[Items listed in a dataset]
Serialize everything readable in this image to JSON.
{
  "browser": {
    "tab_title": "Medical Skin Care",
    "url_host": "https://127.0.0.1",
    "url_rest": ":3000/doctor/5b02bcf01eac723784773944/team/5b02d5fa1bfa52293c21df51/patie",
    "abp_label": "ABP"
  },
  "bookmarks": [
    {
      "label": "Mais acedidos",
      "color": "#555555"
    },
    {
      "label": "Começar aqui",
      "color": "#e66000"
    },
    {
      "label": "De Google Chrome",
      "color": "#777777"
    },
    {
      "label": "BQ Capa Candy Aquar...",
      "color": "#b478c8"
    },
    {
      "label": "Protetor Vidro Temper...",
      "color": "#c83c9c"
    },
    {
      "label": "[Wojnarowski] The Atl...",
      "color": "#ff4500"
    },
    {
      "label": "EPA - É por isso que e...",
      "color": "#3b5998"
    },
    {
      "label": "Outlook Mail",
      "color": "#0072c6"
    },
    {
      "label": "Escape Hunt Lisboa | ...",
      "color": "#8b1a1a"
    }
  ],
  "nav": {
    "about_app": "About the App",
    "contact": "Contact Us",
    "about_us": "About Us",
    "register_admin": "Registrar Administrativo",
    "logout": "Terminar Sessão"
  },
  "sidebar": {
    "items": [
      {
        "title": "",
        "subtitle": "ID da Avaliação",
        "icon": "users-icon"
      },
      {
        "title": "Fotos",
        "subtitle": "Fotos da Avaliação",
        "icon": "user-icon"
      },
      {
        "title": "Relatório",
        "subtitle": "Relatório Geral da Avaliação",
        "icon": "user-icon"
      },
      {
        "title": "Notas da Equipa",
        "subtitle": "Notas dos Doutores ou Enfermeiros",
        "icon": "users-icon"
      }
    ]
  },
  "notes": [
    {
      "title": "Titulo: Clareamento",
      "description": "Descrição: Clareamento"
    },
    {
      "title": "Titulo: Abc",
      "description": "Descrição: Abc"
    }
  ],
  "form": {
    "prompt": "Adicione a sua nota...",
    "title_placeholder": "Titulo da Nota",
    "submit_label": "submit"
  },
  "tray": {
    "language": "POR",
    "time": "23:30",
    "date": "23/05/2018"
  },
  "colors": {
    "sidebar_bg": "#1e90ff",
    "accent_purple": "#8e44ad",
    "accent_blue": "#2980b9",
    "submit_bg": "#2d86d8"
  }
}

(PROBLEM): Gather all lines with the string "Fotos" from the data.

(FINAL RESULT):
        "title": "Fotos",
        "subtitle": "Fotos da Avaliação",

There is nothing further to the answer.